[TO BE DONE]: Extract all lines in the data that contain the word "bottom".

[SUPPLIED RECORDS]:
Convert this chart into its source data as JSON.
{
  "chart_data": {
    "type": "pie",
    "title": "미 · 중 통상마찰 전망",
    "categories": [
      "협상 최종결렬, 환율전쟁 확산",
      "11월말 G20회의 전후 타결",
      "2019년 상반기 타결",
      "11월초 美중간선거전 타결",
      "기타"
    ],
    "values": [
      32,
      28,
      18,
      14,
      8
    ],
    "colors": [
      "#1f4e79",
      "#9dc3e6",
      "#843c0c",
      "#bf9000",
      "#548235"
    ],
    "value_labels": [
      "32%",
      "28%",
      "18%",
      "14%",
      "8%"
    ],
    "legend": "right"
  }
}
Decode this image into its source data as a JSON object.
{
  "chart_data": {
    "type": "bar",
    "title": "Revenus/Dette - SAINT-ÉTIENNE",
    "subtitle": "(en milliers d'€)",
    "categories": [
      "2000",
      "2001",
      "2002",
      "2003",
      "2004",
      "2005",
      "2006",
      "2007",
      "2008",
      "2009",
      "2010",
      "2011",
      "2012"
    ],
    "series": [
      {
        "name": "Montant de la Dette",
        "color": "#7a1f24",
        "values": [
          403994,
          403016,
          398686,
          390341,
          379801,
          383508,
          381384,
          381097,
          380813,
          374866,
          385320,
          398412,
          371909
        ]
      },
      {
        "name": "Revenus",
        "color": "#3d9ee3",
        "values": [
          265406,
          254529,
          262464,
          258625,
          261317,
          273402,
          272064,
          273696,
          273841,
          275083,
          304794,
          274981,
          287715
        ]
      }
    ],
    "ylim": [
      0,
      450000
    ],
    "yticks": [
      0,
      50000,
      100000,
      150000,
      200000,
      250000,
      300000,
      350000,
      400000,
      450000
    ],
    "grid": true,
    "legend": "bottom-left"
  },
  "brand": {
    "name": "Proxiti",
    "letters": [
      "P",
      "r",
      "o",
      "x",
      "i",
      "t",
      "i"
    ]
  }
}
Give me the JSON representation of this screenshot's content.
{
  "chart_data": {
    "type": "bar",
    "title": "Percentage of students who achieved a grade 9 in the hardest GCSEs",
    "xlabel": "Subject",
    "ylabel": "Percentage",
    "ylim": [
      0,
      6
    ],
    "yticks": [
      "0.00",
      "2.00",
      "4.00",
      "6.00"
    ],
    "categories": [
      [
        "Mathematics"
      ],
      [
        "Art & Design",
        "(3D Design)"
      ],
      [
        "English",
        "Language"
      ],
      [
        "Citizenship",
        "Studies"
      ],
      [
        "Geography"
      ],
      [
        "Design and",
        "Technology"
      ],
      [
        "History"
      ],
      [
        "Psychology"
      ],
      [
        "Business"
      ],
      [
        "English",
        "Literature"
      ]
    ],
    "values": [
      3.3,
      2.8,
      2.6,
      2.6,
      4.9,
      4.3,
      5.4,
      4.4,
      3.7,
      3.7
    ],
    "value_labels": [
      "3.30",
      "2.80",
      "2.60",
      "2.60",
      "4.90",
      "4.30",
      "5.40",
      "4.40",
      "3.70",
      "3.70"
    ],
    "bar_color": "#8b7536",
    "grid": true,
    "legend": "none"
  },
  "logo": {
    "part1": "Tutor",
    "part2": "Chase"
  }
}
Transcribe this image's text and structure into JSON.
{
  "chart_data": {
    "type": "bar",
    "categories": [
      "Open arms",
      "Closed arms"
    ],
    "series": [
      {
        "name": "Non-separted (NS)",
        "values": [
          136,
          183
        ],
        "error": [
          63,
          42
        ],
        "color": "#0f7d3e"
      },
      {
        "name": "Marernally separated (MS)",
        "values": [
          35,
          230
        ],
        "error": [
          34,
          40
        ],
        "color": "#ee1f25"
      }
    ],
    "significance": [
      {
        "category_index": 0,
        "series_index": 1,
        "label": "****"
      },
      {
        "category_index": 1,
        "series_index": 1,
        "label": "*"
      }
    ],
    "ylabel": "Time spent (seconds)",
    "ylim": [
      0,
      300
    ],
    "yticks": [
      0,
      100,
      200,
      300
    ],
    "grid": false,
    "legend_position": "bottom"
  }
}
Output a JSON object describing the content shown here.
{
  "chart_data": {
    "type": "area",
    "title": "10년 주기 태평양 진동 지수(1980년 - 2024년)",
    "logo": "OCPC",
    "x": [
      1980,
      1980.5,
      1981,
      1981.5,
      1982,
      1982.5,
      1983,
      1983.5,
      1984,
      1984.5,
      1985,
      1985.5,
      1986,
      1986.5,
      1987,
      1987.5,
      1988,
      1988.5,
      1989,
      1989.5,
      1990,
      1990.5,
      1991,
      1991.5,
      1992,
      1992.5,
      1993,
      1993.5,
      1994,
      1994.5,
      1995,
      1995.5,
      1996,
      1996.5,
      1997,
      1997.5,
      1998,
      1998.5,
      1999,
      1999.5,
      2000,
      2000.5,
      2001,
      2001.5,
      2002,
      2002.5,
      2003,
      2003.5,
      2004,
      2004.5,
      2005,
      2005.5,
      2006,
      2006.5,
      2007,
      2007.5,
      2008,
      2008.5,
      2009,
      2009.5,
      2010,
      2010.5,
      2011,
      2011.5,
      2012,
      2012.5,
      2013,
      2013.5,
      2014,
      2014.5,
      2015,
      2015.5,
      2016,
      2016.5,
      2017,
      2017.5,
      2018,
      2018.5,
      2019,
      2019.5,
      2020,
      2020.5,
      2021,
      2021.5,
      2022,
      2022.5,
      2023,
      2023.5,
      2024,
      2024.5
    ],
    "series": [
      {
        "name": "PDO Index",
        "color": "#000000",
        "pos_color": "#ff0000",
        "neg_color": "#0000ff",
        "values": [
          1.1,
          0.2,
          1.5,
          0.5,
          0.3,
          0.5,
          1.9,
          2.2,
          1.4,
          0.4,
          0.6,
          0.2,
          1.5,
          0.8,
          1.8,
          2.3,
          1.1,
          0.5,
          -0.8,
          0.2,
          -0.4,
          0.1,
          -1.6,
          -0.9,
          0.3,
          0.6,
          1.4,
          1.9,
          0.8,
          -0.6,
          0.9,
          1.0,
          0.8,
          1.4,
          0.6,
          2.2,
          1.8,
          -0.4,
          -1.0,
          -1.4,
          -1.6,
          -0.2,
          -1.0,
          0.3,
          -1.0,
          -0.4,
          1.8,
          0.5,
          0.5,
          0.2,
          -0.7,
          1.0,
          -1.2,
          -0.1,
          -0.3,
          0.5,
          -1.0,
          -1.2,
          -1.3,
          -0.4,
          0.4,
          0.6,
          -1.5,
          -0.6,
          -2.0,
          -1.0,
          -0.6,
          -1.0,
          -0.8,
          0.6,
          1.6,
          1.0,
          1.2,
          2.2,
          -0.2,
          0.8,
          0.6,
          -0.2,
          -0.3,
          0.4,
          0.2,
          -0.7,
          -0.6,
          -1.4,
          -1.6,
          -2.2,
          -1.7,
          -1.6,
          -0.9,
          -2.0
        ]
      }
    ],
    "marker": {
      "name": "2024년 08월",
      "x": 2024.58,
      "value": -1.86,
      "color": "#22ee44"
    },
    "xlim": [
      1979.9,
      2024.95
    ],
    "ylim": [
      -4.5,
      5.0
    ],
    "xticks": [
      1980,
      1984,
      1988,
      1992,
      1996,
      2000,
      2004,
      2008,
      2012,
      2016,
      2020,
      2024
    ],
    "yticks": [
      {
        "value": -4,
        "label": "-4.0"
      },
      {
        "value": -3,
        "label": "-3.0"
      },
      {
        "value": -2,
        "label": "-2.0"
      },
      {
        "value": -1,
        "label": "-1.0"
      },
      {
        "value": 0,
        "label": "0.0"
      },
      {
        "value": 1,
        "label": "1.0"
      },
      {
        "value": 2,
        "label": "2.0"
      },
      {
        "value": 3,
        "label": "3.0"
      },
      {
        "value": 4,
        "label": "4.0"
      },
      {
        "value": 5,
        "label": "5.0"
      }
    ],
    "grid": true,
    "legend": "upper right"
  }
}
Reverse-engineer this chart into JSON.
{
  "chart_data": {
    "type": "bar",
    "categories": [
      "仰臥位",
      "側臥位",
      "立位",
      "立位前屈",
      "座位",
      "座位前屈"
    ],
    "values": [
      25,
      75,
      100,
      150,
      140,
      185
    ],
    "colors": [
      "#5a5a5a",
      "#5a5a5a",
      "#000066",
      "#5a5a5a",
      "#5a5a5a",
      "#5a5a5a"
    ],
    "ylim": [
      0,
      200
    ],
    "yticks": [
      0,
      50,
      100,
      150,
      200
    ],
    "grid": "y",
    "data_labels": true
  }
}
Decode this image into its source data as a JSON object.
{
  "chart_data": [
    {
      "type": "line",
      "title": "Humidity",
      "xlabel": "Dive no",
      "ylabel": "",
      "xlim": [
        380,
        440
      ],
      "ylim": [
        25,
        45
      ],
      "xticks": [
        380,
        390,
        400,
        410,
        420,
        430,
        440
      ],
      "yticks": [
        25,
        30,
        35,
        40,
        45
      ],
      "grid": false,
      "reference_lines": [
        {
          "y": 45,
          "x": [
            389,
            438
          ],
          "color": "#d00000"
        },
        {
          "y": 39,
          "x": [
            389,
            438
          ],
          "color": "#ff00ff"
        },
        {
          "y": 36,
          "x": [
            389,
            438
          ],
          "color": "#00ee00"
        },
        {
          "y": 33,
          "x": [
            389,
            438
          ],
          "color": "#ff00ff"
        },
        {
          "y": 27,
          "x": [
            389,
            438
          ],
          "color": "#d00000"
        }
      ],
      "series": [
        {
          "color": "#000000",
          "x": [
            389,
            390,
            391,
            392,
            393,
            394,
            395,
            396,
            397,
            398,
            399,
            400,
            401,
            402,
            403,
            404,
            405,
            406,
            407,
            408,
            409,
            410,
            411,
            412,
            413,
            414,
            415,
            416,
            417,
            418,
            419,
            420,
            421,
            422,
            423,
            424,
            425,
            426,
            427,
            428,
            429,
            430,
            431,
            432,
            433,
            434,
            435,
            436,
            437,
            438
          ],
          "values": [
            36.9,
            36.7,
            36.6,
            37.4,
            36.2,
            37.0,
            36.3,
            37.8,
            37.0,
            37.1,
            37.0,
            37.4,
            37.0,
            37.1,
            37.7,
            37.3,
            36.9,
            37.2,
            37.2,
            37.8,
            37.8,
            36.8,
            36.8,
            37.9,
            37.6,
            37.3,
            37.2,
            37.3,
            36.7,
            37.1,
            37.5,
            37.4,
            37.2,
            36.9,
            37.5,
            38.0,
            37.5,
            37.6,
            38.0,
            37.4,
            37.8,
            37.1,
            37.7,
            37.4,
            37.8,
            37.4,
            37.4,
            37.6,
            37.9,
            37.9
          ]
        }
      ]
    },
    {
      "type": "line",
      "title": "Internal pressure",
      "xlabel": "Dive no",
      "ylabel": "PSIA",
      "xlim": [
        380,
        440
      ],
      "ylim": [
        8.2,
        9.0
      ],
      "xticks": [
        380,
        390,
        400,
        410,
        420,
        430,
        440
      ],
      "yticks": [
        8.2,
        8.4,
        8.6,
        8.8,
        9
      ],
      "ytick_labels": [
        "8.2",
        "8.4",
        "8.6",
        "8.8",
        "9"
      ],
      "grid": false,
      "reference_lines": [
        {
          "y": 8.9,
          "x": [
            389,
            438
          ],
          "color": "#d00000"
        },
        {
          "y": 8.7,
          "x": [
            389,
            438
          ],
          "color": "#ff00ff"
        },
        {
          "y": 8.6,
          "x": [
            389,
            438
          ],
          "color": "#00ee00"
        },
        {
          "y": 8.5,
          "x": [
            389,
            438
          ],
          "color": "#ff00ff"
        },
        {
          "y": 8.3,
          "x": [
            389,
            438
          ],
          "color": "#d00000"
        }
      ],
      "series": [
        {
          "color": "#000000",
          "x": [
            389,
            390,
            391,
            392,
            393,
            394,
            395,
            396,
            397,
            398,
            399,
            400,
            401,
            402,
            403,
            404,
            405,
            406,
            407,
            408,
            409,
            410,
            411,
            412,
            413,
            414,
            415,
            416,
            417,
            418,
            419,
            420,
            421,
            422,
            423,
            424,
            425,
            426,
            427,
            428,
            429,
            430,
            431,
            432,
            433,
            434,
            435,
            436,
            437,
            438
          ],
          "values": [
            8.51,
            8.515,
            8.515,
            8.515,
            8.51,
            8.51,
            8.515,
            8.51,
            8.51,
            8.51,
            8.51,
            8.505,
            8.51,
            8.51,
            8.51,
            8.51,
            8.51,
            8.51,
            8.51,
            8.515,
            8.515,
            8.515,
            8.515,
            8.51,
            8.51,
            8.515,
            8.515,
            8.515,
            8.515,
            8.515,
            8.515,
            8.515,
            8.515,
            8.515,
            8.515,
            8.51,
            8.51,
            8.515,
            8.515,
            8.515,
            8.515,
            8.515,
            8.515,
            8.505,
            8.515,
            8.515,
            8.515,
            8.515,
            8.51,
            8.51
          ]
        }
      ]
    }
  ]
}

[SOLUTION FOR THIS PROBLEM]:
    "legend": "bottom-left"
    "legend_position": "bottom"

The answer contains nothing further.